> **OBJECTIVE A**: In the article on the petition to ban single-use plastic water bottles, how many signatures had the petition gathered as of Dec. 13?

[BEGIN TEXT BLOCK]

Less than a month after a student group organized its first plastic-free week, its petition to ban single-use plastic water bottles has more than 800 signatures.
“We hope to see a strong initiative to ban all single-use plastics in the future, but for now, plastic water bottles is [a] good launching- off point,” Sustainable University of Hawai‘i member Rachael Roehl said in an email interview. “Essentially everyone has come in to contact with plastic water bottles at one time or another, and few really think about what happens after they throw it away.”
Sustainable UH, working with the Surfrider Foundation at UH Mānoa, launched its petition during its plastic-free week, which took place from Nov. 17-21. It aimed to raise awareness about the pollution caused by single-use plastics.
Banning single-use plastic water bottles
As of Dec. 13, the petition had 833 signatures but hopes to receive more than 1,000, according to Roehl.
“All it really takes are small lifestyle changes, like remembering to bring your reusable water bottle, that make a huge impact on the amount of plastic that is thrown away ending up in either landfills or our oceans,” she said. “The best part is, it works like a chain reaction. When one person starts changing their ways and sharing ideas with their friends, suddenly everyone is doing it.”
The petition on MoveOn.org states that the campus community is calling for the ban, as there is a growing need for environmental stewardship on the campus, island and around the country, as well as an increase in water refill stations. In addition, at least 65 campuses on the mainland have implemented similar bans.
The effect on eateries on campus
According to Roehl, the ban would affect venues that sell water bottles and would ideally eliminate sales all together, leaving room to implement more sustainable choices such as more water refill stations or selling reusable bottles.
Mānoa Dining Services, which oversees many of the retail dining locations on campus, supports sustainability efforts, according to Sodexo General Manager Donna Ojiri. However, the department also feels it needs to support the student’s choice to use single-use plastic bottles or a reusable container.
“Many students use reusable water containers and fill them in the water filling station at Campus Center across Starbucks,” she said in an email interview. “However, there are just as many students who do not bring their own reusable containers and purchase bottled water from our operations. We are here to support the choice of the students. As a registered dietitian, I promote drinking water as healthier compared to drinking some other higher-calorie beverages, so if a student wants to purchase bottled water, I support that choice.”
Next semester, Mānoa Dining Services (MDS) is considering implementing a reuseable beverage container that can be refilled with hot coffee and fountain beverages at specific MDS locations.

[END TEXT BLOCK]
[BEGIN RECORDS SHOWN]

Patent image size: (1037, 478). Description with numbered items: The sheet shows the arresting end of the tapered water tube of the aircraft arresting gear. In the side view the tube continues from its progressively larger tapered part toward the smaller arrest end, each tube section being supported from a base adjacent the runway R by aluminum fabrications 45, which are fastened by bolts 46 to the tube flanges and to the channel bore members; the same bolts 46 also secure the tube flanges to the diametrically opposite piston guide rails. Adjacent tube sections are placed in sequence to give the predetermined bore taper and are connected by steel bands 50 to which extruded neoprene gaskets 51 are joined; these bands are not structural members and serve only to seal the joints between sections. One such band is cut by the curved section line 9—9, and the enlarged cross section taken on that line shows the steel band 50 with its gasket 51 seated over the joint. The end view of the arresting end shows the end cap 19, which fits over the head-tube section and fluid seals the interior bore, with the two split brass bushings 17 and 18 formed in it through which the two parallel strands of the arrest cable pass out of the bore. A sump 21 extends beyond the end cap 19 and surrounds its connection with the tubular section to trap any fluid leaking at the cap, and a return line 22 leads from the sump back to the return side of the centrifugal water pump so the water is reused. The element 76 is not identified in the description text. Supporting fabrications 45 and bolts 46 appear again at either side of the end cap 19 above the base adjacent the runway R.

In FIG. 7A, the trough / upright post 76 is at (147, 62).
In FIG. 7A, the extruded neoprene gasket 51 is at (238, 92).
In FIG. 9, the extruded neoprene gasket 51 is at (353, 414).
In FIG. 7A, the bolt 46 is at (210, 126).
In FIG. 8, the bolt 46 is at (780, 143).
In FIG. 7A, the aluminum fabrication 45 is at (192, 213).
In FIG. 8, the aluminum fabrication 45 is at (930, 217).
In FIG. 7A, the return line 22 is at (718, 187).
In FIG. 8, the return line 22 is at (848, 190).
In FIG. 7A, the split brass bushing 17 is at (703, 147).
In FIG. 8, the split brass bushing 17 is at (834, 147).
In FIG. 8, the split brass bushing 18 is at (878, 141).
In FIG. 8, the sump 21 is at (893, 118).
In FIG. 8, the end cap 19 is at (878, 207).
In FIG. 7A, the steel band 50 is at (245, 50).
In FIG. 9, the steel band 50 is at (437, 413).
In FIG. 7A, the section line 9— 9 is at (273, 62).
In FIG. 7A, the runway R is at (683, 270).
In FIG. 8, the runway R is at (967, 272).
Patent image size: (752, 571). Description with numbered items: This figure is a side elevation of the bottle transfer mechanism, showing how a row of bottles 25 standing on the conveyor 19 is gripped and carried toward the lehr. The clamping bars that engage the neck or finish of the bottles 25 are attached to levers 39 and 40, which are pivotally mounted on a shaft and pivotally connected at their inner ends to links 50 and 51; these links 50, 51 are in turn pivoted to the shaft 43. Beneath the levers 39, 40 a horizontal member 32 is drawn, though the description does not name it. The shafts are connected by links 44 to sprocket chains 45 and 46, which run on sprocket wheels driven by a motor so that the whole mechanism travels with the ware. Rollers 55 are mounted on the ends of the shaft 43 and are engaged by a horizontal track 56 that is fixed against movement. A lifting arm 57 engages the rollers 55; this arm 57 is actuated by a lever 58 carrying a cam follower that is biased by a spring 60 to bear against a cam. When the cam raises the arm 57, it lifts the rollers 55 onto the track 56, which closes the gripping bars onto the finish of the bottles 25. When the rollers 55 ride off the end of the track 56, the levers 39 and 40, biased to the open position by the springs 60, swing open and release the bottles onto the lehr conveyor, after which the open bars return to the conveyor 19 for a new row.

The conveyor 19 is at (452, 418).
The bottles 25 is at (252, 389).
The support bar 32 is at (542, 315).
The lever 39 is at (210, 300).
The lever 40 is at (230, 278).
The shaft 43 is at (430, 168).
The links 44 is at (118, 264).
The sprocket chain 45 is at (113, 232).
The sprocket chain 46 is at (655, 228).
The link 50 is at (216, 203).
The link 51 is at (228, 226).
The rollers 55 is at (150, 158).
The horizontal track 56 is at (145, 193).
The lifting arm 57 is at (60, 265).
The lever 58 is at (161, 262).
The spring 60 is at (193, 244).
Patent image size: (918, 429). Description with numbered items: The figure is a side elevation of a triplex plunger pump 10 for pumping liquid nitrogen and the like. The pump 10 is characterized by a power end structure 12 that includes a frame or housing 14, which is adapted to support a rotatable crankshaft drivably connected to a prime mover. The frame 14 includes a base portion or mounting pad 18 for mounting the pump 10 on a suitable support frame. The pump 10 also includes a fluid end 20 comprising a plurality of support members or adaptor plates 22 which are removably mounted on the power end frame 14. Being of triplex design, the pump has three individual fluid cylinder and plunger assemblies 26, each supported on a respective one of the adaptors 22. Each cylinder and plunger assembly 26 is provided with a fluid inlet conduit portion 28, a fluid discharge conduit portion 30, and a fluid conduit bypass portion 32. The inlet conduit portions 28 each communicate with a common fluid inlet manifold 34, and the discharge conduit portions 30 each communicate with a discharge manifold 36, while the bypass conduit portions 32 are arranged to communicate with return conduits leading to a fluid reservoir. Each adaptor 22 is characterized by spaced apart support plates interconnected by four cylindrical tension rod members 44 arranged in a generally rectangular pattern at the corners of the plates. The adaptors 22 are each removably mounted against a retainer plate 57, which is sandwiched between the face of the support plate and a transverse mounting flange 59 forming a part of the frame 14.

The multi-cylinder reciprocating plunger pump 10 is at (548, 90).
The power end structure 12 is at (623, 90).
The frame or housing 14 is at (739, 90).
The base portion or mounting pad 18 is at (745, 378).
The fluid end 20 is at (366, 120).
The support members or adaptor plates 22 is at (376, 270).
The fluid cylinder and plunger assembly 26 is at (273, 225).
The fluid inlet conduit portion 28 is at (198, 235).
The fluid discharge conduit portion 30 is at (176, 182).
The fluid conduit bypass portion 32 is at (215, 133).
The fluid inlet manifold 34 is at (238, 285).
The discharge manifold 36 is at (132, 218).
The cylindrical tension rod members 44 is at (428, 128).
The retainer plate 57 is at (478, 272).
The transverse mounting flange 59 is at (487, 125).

[END RECORDS SHOWN]

> **OBJECTIVE B**: In the records, substitute "side view" for "side elevation" from the line with "Patent image size: (918, 429)." to the line with "The base portion", and reproduce only those lines with nothing else changed.

> **EXERCISE RESPONSE A**: 833 signatures.

> **EXERCISE RESPONSE B**:
Patent image size: (918, 429). Description with numbered items: The figure is a side view of a triplex plunger pump 10 for pumping liquid nitrogen and the like. The pump 10 is characterized by a power end structure 12 that includes a frame or housing 14, which is adapted to support a rotatable crankshaft drivably connected to a prime mover. The frame 14 includes a base portion or mounting pad 18 for mounting the pump 10 on a suitable support frame. The pump 10 also includes a fluid end 20 comprising a plurality of support members or adaptor plates 22 which are removably mounted on the power end frame 14. Being of triplex design, the pump has three individual fluid cylinder and plunger assemblies 26, each supported on a respective one of the adaptors 22. Each cylinder and plunger assembly 26 is provided with a fluid inlet conduit portion 28, a fluid discharge conduit portion 30, and a fluid conduit bypass portion 32. The inlet conduit portions 28 each communicate with a common fluid inlet manifold 34, and the discharge conduit portions 30 each communicate with a discharge manifold 36, while the bypass conduit portions 32 are arranged to communicate with return conduits leading to a fluid reservoir. Each adaptor 22 is characterized by spaced apart support plates interconnected by four cylindrical tension rod members 44 arranged in a generally rectangular pattern at the corners of the plates. The adaptors 22 are each removably mounted against a retainer plate 57, which is sandwiched between the face of the support plate and a transverse mounting flange 59 forming a part of the frame 14.

The multi-cylinder reciprocating plunger pump 10 is at (548, 90).
The power end structure 12 is at (623, 90).
The frame or housing 14 is at (739, 90).
The base portion or mounting pad 18 is at (745, 378).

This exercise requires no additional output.